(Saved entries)

*-*-*

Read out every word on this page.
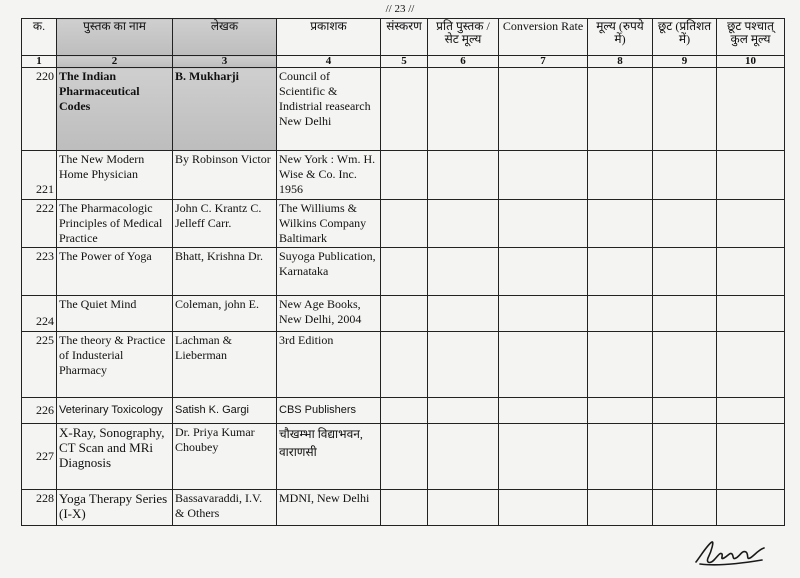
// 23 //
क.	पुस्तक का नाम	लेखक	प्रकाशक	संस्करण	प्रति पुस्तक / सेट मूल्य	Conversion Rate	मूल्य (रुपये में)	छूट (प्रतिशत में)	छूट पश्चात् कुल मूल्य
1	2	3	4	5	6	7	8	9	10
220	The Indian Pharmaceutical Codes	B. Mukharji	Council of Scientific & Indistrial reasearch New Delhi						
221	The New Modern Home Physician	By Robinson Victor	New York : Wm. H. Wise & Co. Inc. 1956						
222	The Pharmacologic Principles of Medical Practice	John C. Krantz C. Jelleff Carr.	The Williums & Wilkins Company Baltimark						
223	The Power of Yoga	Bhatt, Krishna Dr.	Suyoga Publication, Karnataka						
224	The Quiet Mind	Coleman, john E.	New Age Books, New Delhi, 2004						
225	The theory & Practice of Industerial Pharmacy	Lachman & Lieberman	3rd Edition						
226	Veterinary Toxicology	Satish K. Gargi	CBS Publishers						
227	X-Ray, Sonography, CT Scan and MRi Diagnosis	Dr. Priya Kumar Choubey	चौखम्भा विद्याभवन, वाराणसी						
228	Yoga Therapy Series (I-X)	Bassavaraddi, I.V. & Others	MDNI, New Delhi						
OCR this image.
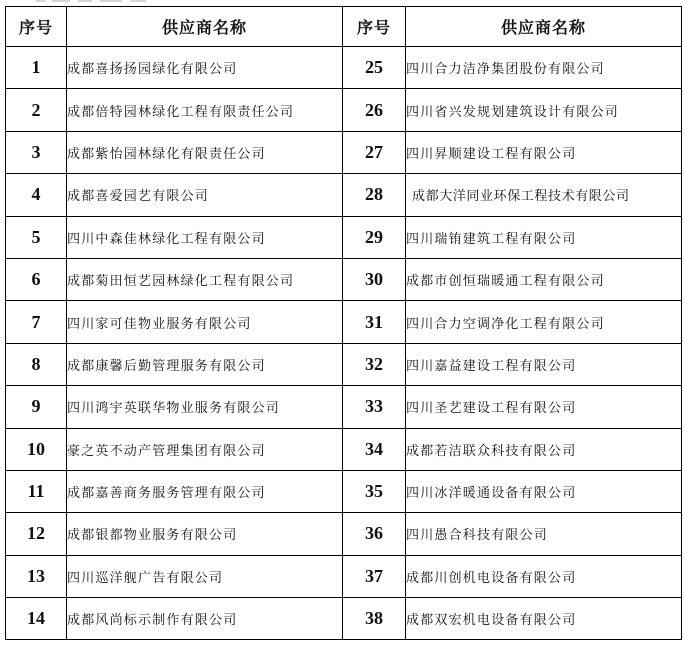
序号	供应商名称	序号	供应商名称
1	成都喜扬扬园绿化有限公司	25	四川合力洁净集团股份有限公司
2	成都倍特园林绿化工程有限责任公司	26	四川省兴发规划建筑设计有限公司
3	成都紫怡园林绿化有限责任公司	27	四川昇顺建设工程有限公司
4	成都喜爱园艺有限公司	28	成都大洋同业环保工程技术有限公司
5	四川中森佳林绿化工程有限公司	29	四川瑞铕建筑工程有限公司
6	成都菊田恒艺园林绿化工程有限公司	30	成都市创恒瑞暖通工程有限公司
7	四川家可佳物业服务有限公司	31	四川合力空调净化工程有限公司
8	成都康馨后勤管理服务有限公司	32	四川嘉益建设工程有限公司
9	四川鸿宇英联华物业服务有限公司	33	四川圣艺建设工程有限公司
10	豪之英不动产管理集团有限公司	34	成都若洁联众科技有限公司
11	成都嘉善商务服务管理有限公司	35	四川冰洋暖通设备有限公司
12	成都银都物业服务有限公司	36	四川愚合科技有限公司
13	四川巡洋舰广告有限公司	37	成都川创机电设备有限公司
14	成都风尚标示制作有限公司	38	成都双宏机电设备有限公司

*-*-*

Written task –
Pick out each line containing the string "this" and copy it.

Solved problem –
Read out every word on this page.
OCR this image.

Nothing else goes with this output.